▸ The request: A single number is the answer here: how many lines of the entries contain "Manufacturer"?

▸ Source material:

◇ ◇ ◇ ◇ ◇ ◇ ◇

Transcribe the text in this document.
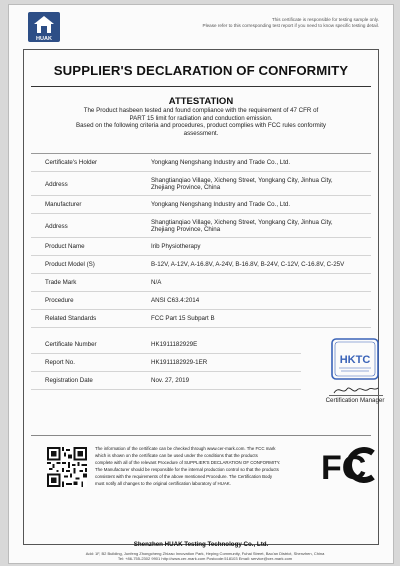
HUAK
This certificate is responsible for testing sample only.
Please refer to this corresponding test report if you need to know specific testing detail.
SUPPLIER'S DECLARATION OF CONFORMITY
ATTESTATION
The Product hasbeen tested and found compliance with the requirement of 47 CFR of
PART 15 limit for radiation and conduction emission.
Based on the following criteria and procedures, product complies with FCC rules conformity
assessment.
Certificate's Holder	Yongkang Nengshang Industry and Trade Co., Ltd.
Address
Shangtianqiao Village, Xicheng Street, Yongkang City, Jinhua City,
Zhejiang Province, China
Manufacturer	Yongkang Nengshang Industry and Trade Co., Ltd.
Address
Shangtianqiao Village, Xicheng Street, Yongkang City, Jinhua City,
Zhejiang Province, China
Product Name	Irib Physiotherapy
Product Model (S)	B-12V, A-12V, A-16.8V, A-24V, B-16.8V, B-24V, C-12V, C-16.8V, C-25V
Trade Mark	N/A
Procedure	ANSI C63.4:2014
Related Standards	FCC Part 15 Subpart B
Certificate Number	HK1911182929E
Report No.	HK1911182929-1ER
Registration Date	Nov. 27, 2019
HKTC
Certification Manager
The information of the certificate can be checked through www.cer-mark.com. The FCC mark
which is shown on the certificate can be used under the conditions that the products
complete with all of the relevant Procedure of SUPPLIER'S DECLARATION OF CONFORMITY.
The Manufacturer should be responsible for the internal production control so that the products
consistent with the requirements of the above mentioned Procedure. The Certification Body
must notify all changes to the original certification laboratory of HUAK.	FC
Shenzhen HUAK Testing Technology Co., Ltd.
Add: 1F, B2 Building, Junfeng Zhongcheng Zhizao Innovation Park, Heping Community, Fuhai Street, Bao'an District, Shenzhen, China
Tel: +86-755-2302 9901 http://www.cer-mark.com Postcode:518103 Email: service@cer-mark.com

◇ ◇ ◇ ◇ ◇ ◇ ◇

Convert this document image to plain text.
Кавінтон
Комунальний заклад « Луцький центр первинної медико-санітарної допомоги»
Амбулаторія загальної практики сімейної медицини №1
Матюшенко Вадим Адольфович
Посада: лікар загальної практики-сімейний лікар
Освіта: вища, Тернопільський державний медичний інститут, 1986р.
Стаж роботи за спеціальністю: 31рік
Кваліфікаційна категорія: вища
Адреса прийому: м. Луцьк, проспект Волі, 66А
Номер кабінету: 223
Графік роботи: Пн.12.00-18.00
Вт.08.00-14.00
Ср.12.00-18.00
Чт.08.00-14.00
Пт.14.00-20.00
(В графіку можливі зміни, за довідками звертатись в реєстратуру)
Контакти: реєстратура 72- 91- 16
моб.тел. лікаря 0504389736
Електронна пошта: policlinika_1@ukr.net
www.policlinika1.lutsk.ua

◇ ◇ ◇ ◇ ◇ ◇ ◇

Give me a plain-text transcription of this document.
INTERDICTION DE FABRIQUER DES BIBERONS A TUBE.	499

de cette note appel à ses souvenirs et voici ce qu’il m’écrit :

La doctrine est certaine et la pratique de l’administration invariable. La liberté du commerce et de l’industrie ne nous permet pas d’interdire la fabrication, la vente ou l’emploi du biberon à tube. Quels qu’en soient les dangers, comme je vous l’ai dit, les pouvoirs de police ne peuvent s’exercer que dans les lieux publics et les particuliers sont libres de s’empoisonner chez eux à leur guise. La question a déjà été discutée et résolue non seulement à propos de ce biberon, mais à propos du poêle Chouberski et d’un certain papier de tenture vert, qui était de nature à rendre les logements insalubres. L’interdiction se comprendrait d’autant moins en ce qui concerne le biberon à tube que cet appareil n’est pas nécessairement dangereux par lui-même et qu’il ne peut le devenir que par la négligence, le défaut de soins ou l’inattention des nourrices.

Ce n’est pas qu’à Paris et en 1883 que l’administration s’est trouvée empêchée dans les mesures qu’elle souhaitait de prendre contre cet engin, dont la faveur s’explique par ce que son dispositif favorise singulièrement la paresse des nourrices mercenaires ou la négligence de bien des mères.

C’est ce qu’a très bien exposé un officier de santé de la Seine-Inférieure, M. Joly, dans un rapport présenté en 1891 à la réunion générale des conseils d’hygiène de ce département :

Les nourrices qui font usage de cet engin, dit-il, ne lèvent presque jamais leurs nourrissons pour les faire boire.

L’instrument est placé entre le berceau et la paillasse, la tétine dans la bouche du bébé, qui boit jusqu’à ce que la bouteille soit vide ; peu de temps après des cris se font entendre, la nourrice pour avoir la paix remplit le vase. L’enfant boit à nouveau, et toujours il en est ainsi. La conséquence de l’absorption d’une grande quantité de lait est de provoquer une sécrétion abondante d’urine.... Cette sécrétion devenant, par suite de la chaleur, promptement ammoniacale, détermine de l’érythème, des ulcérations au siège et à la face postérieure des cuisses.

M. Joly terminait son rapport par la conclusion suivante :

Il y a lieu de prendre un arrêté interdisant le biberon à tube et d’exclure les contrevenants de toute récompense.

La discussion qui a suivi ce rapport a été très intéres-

◇ ◇ ◇ ◇ ◇ ◇ ◇

▸ Solution for this exercise: 2